WORK TO DO:
Every record below should be transcribed exactly. Omit the images.

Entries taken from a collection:
* BEGIN *
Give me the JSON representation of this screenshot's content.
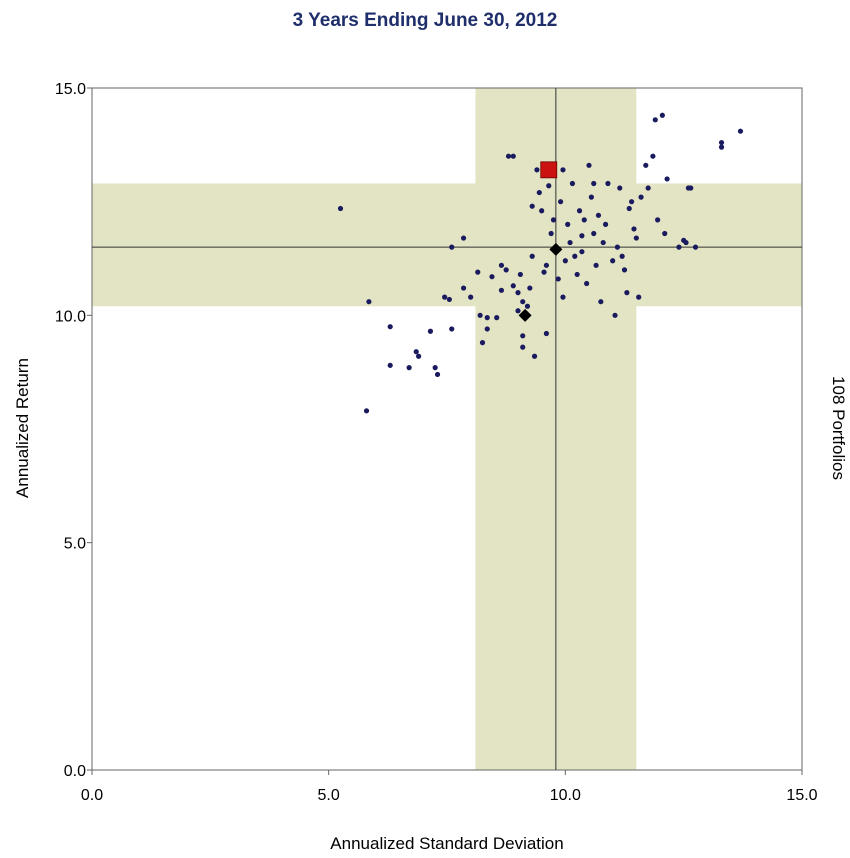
{
  "chart_data": {
    "type": "scatter",
    "title": "3 Years Ending June 30, 2012",
    "xlabel": "Annualized Standard Deviation",
    "ylabel": "Annualized Return",
    "right_label": "108 Portfolios",
    "xlim": [
      0,
      15
    ],
    "ylim": [
      0,
      15
    ],
    "xticks": [
      "0.0",
      "5.0",
      "10.0",
      "15.0"
    ],
    "yticks": [
      "0.0",
      "5.0",
      "10.0",
      "15.0"
    ],
    "grid": false,
    "bands": {
      "x_range": [
        8.1,
        11.5
      ],
      "y_range": [
        10.2,
        12.9
      ],
      "color": "#e3e4c4"
    },
    "reference_lines": {
      "x": 9.8,
      "y": 11.5
    },
    "colors": {
      "points": "#1a1a5e",
      "highlight": "#cc1111",
      "benchmark": "#000000"
    },
    "points": [
      [
        5.25,
        12.35
      ],
      [
        5.85,
        10.3
      ],
      [
        6.3,
        9.75
      ],
      [
        6.3,
        8.9
      ],
      [
        6.7,
        8.85
      ],
      [
        6.85,
        9.2
      ],
      [
        6.9,
        9.1
      ],
      [
        7.15,
        9.65
      ],
      [
        7.25,
        8.85
      ],
      [
        7.3,
        8.7
      ],
      [
        7.45,
        10.4
      ],
      [
        7.55,
        10.35
      ],
      [
        7.6,
        9.7
      ],
      [
        7.6,
        11.5
      ],
      [
        7.85,
        11.7
      ],
      [
        7.85,
        10.6
      ],
      [
        8.0,
        10.4
      ],
      [
        8.15,
        10.95
      ],
      [
        8.25,
        9.4
      ],
      [
        8.35,
        9.7
      ],
      [
        8.35,
        9.95
      ],
      [
        8.45,
        10.85
      ],
      [
        8.55,
        9.95
      ],
      [
        8.65,
        11.1
      ],
      [
        8.65,
        10.55
      ],
      [
        8.8,
        13.5
      ],
      [
        8.9,
        13.5
      ],
      [
        8.9,
        10.65
      ],
      [
        9.0,
        10.5
      ],
      [
        9.0,
        10.1
      ],
      [
        9.05,
        10.9
      ],
      [
        9.1,
        10.3
      ],
      [
        9.1,
        9.55
      ],
      [
        9.1,
        9.3
      ],
      [
        9.15,
        10.0
      ],
      [
        9.2,
        10.2
      ],
      [
        9.25,
        10.6
      ],
      [
        9.3,
        11.3
      ],
      [
        9.3,
        12.4
      ],
      [
        9.35,
        9.1
      ],
      [
        9.4,
        13.2
      ],
      [
        9.45,
        12.7
      ],
      [
        9.5,
        12.3
      ],
      [
        9.55,
        10.95
      ],
      [
        9.6,
        11.1
      ],
      [
        9.6,
        9.6
      ],
      [
        9.7,
        11.8
      ],
      [
        9.75,
        12.1
      ],
      [
        9.8,
        11.4
      ],
      [
        9.85,
        10.8
      ],
      [
        9.9,
        12.5
      ],
      [
        9.95,
        13.2
      ],
      [
        9.95,
        10.4
      ],
      [
        10.0,
        11.2
      ],
      [
        10.05,
        12.0
      ],
      [
        10.1,
        11.6
      ],
      [
        10.15,
        12.9
      ],
      [
        10.2,
        11.3
      ],
      [
        10.25,
        10.9
      ],
      [
        10.3,
        12.3
      ],
      [
        10.35,
        11.4
      ],
      [
        10.4,
        12.1
      ],
      [
        10.45,
        10.7
      ],
      [
        10.5,
        13.3
      ],
      [
        10.55,
        12.6
      ],
      [
        10.6,
        12.9
      ],
      [
        10.6,
        11.8
      ],
      [
        10.65,
        11.1
      ],
      [
        10.7,
        12.2
      ],
      [
        10.75,
        10.3
      ],
      [
        10.8,
        11.6
      ],
      [
        10.85,
        12.0
      ],
      [
        10.9,
        12.9
      ],
      [
        11.0,
        11.2
      ],
      [
        11.05,
        10.0
      ],
      [
        11.1,
        11.5
      ],
      [
        11.15,
        12.8
      ],
      [
        11.2,
        11.3
      ],
      [
        11.25,
        11.0
      ],
      [
        11.3,
        10.5
      ],
      [
        11.4,
        12.5
      ],
      [
        11.45,
        11.9
      ],
      [
        11.5,
        11.7
      ],
      [
        11.55,
        10.4
      ],
      [
        11.6,
        12.6
      ],
      [
        11.7,
        13.3
      ],
      [
        11.75,
        12.8
      ],
      [
        11.85,
        13.5
      ],
      [
        11.9,
        14.3
      ],
      [
        11.95,
        12.1
      ],
      [
        12.05,
        14.4
      ],
      [
        12.1,
        11.8
      ],
      [
        12.15,
        13.0
      ],
      [
        12.4,
        11.5
      ],
      [
        12.55,
        11.6
      ],
      [
        12.6,
        12.8
      ],
      [
        12.65,
        12.8
      ],
      [
        12.75,
        11.5
      ],
      [
        13.3,
        13.7
      ],
      [
        13.3,
        13.8
      ],
      [
        13.7,
        14.05
      ],
      [
        8.2,
        10.0
      ],
      [
        8.75,
        11.0
      ],
      [
        9.65,
        12.85
      ],
      [
        10.35,
        11.75
      ],
      [
        11.35,
        12.35
      ],
      [
        12.5,
        11.65
      ],
      [
        5.8,
        7.9
      ]
    ],
    "highlight_point": [
      9.65,
      13.2
    ],
    "benchmark_points": [
      [
        9.8,
        11.45
      ],
      [
        9.15,
        10.0
      ]
    ]
  }
}
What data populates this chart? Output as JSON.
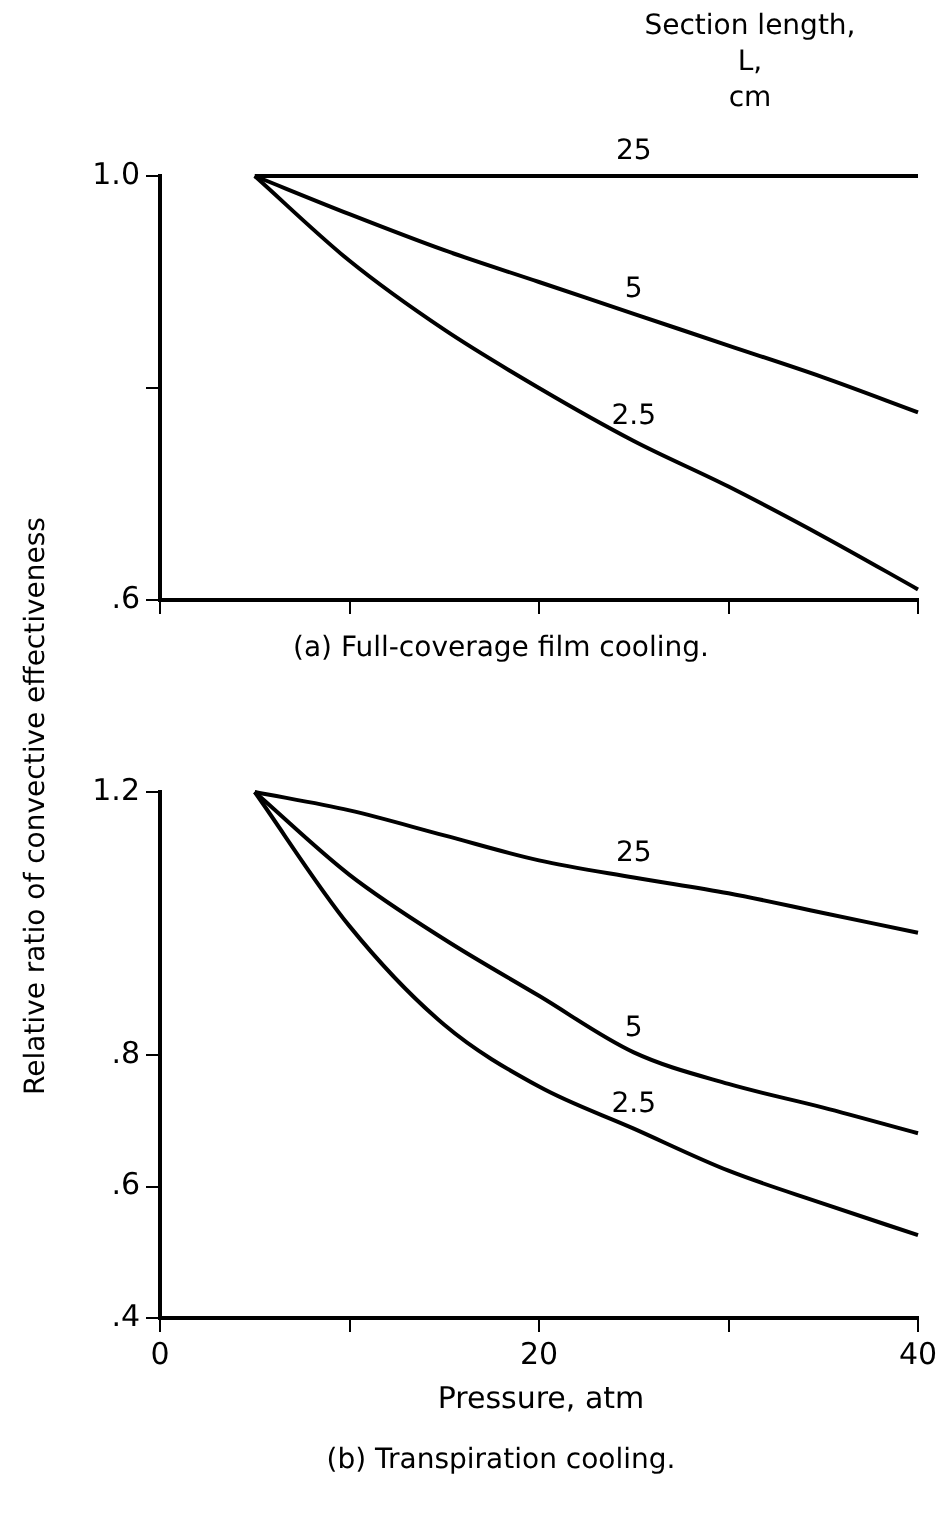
* END *
TASK ANSWER:
Give me the JSON representation of this screenshot's content.
{
  "chart_data": {
    "type": "scatter",
    "title": "3 Years Ending June 30, 2012",
    "xlabel": "Annualized Standard Deviation",
    "ylabel": "Annualized Return",
    "right_label": "108 Portfolios",
    "xlim": [
      0,
      15
    ],
    "ylim": [
      0,
      15
    ],
    "xticks": [
      "0.0",
      "5.0",
      "10.0",
      "15.0"
    ],
    "yticks": [
      "0.0",
      "5.0",
      "10.0",
      "15.0"
    ],
    "grid": false,
    "bands": {
      "x_range": [
        8.1,
        11.5
      ],
      "y_range": [
        10.2,
        12.9
      ],
      "color": "#e3e4c4"
    },
    "reference_lines": {
      "x": 9.8,
      "y": 11.5
    },
    "colors": {
      "points": "#1a1a5e",
      "highlight": "#cc1111",
      "benchmark": "#000000"
    },
    "points": [
      [
        5.25,
        12.35
      ],
      [
        5.85,
        10.3
      ],
      [
        6.3,
        9.75
      ],
      [
        6.3,
        8.9
      ],
      [
        6.7,
        8.85
      ],
      [
        6.85,
        9.2
      ],
      [
        6.9,
        9.1
      ],
      [
        7.15,
        9.65
      ],
      [
        7.25,
        8.85
      ],
      [
        7.3,
        8.7
      ],
      [
        7.45,
        10.4
      ],
      [
        7.55,
        10.35
      ],
      [
        7.6,
        9.7
      ],
      [
        7.6,
        11.5
      ],
      [
        7.85,
        11.7
      ],
      [
        7.85,
        10.6
      ],
      [
        8.0,
        10.4
      ],
      [
        8.15,
        10.95
      ],
      [
        8.25,
        9.4
      ],
      [
        8.35,
        9.7
      ],
      [
        8.35,
        9.95
      ],
      [
        8.45,
        10.85
      ],
      [
        8.55,
        9.95
      ],
      [
        8.65,
        11.1
      ],
      [
        8.65,
        10.55
      ],
      [
        8.8,
        13.5
      ],
      [
        8.9,
        13.5
      ],
      [
        8.9,
        10.65
      ],
      [
        9.0,
        10.5
      ],
      [
        9.0,
        10.1
      ],
      [
        9.05,
        10.9
      ],
      [
        9.1,
        10.3
      ],
      [
        9.1,
        9.55
      ],
      [
        9.1,
        9.3
      ],
      [
        9.15,
        10.0
      ],
      [
        9.2,
        10.2
      ],
      [
        9.25,
        10.6
      ],
      [
        9.3,
        11.3
      ],
      [
        9.3,
        12.4
      ],
      [
        9.35,
        9.1
      ],
      [
        9.4,
        13.2
      ],
      [
        9.45,
        12.7
      ],
      [
        9.5,
        12.3
      ],
      [
        9.55,
        10.95
      ],
      [
        9.6,
        11.1
      ],
      [
        9.6,
        9.6
      ],
      [
        9.7,
        11.8
      ],
      [
        9.75,
        12.1
      ],
      [
        9.8,
        11.4
      ],
      [
        9.85,
        10.8
      ],
      [
        9.9,
        12.5
      ],
      [
        9.95,
        13.2
      ],
      [
        9.95,
        10.4
      ],
      [
        10.0,
        11.2
      ],
      [
        10.05,
        12.0
      ],
      [
        10.1,
        11.6
      ],
      [
        10.15,
        12.9
      ],
      [
        10.2,
        11.3
      ],
      [
        10.25,
        10.9
      ],
      [
        10.3,
        12.3
      ],
      [
        10.35,
        11.4
      ],
      [
        10.4,
        12.1
      ],
      [
        10.45,
        10.7
      ],
      [
        10.5,
        13.3
      ],
      [
        10.55,
        12.6
      ],
      [
        10.6,
        12.9
      ],
      [
        10.6,
        11.8
      ],
      [
        10.65,
        11.1
      ],
      [
        10.7,
        12.2
      ],
      [
        10.75,
        10.3
      ],
      [
        10.8,
        11.6
      ],
      [
        10.85,
        12.0
      ],
      [
        10.9,
        12.9
      ],
      [
        11.0,
        11.2
      ],
      [
        11.05,
        10.0
      ],
      [
        11.1,
        11.5
      ],
      [
        11.15,
        12.8
      ],
      [
        11.2,
        11.3
      ],
      [
        11.25,
        11.0
      ],
      [
        11.3,
        10.5
      ],
      [
        11.4,
        12.5
      ],
      [
        11.45,
        11.9
      ],
      [
        11.5,
        11.7
      ],
      [
        11.55,
        10.4
      ],
      [
        11.6,
        12.6
      ],
      [
        11.7,
        13.3
      ],
      [
        11.75,
        12.8
      ],
      [
        11.85,
        13.5
      ],
      [
        11.9,
        14.3
      ],
      [
        11.95,
        12.1
      ],
      [
        12.05,
        14.4
      ],
      [
        12.1,
        11.8
      ],
      [
        12.15,
        13.0
      ],
      [
        12.4,
        11.5
      ],
      [
        12.55,
        11.6
      ],
      [
        12.6,
        12.8
      ],
      [
        12.65,
        12.8
      ],
      [
        12.75,
        11.5
      ],
      [
        13.3,
        13.7
      ],
      [
        13.3,
        13.8
      ],
      [
        13.7,
        14.05
      ],
      [
        8.2,
        10.0
      ],
      [
        8.75,
        11.0
      ],
      [
        9.65,
        12.85
      ],
      [
        10.35,
        11.75
      ],
      [
        11.35,
        12.35
      ],
      [
        12.5,
        11.65
      ],
      [
        5.8,
        7.9
      ]
    ],
    "highlight_point": [
      9.65,
      13.2
    ],
    "benchmark_points": [
      [
        9.8,
        11.45
      ],
      [
        9.15,
        10.0
      ]
    ]
  }
}
What data populates this chart? Output as JSON.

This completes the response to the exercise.